- TASK PROMPT -
Continue the forum thread about the XRD powder featurizer stalling and using all CPU cores, starting right after its final sentence.

- DOCUMENT EXTRACT -
* START *
Note that I’m aware that running other process at the same time could cause this and therefore have been careful to not run any cpu intensive process concurrently. Also I’ve tried to play with the environment variable OPENBLAS_NUM_THREADS both from the python script and the shell. Sill the problem persists. Also, I’ve observed that it occurs at XRDpowder featurizer every time. After these errors are printed, I can see 2-6 cpu cores running at 100%, but leaving it running at this stalled state for even 10-12 hours does not show any progress.

Regards,
Arnab

Well I for one am surprised that the heavy preset actually gives good results for anything, but it is encouraging that it does for you. Have you tried simply specifying the number of processes? Usually 160 samples should be quite easy for even the heavy featurizers to do, provided the structures aren’t huge.

How do I specify the number of processes for the featurizers? Using OPENBLAS_NUM_THREADS or n_jobs I can tell TPOT to use a certain number of threads, and it works as expected. But it seems the featurizers are always trying to use all available cores of the machine, irrespective of the value of OPENBLAS_NUM_THREADS.
* END *
- DATA PROVIDED -
* START *
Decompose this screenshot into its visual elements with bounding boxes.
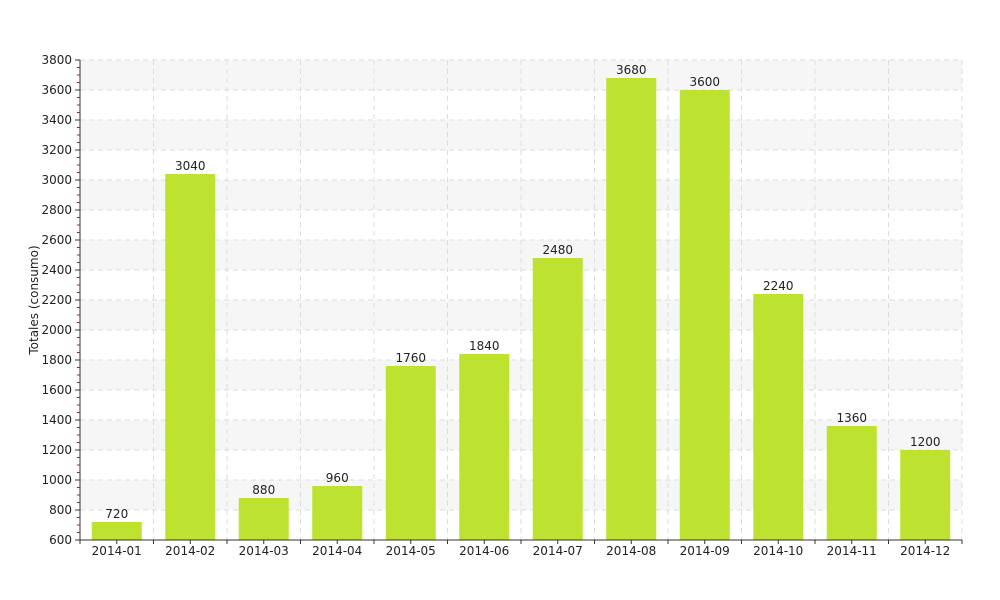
* END *
- REPLY -
One more feedback. The digest() method seems to be inaccessible for matpipe in the new version. I got:

pipe.digest(‘pipe.digest’)
AttributeError: ‘MatPipe’ object has no attribute ‘digest’

Oh I see you’ve replaced digest with summarize and inspect! Nice!

Hey Arnab,

You can set the n_jobs in the AutoFeaturizer constructor (and same for the TPOTAdaptor) if you are using custom pipelines. You can also set it with the n_jobs powerup in MatPipe.from_preset (or get_preset_config, which is just a function from_preset calls). The preset powerups basically set certain options across the entire pipeline while keeping the rest of the preset the same. So you could do something like pipe = MatPipe.from_preset(“heavy”, n_jobs=10) and it should work.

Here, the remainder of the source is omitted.